_EXERCISE GOAL_:
Look through the lines below and extract each one that contains "value".

_DATA LINES_:

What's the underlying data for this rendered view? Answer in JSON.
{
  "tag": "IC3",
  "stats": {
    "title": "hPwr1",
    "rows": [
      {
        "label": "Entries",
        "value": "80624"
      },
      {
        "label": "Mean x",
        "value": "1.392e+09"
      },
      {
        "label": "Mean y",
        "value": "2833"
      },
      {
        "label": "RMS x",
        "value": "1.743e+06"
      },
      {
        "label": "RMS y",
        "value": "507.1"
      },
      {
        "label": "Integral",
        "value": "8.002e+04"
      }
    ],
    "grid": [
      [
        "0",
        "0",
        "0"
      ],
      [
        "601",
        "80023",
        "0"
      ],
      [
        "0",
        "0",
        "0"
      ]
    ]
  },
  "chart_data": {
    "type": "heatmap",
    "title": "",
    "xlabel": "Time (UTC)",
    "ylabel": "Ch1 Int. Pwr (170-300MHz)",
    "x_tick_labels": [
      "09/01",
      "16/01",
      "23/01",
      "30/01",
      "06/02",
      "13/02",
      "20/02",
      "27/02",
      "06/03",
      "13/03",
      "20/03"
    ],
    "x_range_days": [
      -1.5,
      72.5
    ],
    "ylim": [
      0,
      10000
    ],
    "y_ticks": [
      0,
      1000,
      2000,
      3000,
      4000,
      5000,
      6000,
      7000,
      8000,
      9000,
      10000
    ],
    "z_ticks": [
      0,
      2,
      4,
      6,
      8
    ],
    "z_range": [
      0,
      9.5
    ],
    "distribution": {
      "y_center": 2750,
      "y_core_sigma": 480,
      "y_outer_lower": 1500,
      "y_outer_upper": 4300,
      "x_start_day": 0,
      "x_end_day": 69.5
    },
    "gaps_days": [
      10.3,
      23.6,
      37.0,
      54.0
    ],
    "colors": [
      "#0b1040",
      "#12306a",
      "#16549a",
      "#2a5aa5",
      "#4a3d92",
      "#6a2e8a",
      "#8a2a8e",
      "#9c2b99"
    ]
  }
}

_SOLUTION FOR THIS EXERCISE_:
        "value": "80624"
        "value": "1.392e+09"
        "value": "2833"
        "value": "1.743e+06"
        "value": "507.1"
        "value": "8.002e+04"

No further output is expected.